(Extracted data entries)
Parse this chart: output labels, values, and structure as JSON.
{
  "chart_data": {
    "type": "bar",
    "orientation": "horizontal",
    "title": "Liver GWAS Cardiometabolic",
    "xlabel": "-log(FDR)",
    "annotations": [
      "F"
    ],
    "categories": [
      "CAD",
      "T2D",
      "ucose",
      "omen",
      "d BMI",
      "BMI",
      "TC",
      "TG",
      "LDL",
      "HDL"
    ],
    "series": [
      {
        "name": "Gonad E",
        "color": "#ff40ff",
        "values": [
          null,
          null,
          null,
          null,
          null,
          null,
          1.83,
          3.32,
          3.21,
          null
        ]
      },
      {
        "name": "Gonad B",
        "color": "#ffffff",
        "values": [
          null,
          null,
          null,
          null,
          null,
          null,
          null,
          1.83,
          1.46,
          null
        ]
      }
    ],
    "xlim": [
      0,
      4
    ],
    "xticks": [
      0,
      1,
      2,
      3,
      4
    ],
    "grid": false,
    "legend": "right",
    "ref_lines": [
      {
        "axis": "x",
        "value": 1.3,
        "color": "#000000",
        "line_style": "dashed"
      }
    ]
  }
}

◆ **DIRECTIONS**:
Exactly reproduce every line found in the records.

◆ **COMPLETED EXERCISE**:
Parse this chart: output labels, values, and structure as JSON.
{
  "chart_data": {
    "type": "bar",
    "orientation": "horizontal",
    "title": "Liver GWAS Cardiometabolic",
    "xlabel": "-log(FDR)",
    "annotations": [
      "F"
    ],
    "categories": [
      "CAD",
      "T2D",
      "ucose",
      "omen",
      "d BMI",
      "BMI",
      "TC",
      "TG",
      "LDL",
      "HDL"
    ],
    "series": [
      {
        "name": "Gonad E",
        "color": "#ff40ff",
        "values": [
          null,
          null,
          null,
          null,
          null,
          null,
          1.83,
          3.32,
          3.21,
          null
        ]
      },
      {
        "name": "Gonad B",
        "color": "#ffffff",
        "values": [
          null,
          null,
          null,
          null,
          null,
          null,
          null,
          1.83,
          1.46,
          null
        ]
      }
    ],
    "xlim": [
      0,
      4
    ],
    "xticks": [
      0,
      1,
      2,
      3,
      4
    ],
    "grid": false,
    "legend": "right",
    "ref_lines": [
      {
        "axis": "x",
        "value": 1.3,
        "color": "#000000",
        "line_style": "dashed"
      }
    ]
  }
}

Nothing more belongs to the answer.